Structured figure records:
⟨

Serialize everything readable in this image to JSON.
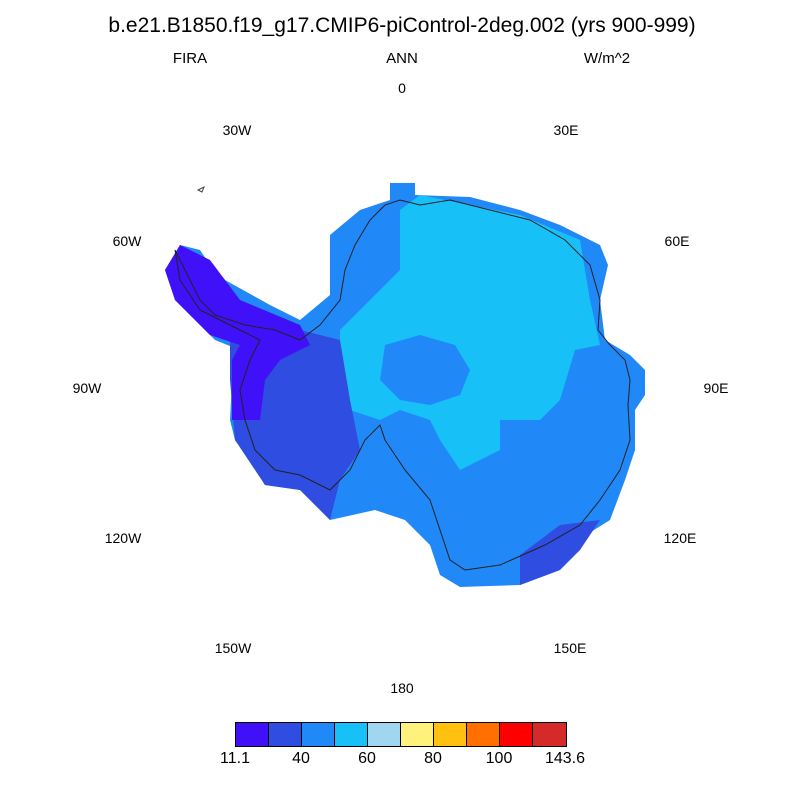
{
  "title": "b.e21.B1850.f19_g17.CMIP6-piControl-2deg.002 (yrs 900-999)",
  "left_string": "FIRA",
  "center_string": "ANN",
  "right_string": "W/m^2",
  "longitude_labels": [
    "0",
    "30E",
    "60E",
    "90E",
    "120E",
    "150E",
    "180",
    "150W",
    "120W",
    "90W",
    "60W",
    "30W"
  ],
  "colorbar": {
    "colors": [
      "#4010f8",
      "#2f4de0",
      "#2188f8",
      "#18c0f8",
      "#a0d6f0",
      "#fff27c",
      "#ffc010",
      "#ff7000",
      "#ff0000",
      "#d42a2a"
    ],
    "labels": [
      "11.1",
      "40",
      "60",
      "80",
      "100",
      "143.6"
    ]
  },
  "map": {
    "projection": "south polar stereographic",
    "region": "Antarctica"
  }
}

⟩

• [What you have to do] Pictures in the records above are not copied; print everything else exactly.

• [Written solution]
Serialize everything readable in this image to JSON.
{
  "title": "b.e21.B1850.f19_g17.CMIP6-piControl-2deg.002 (yrs 900-999)",
  "left_string": "FIRA",
  "center_string": "ANN",
  "right_string": "W/m^2",
  "longitude_labels": [
    "0",
    "30E",
    "60E",
    "90E",
    "120E",
    "150E",
    "180",
    "150W",
    "120W",
    "90W",
    "60W",
    "30W"
  ],
  "colorbar": {
    "colors": [
      "#4010f8",
      "#2f4de0",
      "#2188f8",
      "#18c0f8",
      "#a0d6f0",
      "#fff27c",
      "#ffc010",
      "#ff7000",
      "#ff0000",
      "#d42a2a"
    ],
    "labels": [
      "11.1",
      "40",
      "60",
      "80",
      "100",
      "143.6"
    ]
  },
  "map": {
    "projection": "south polar stereographic",
    "region": "Antarctica"
  }
}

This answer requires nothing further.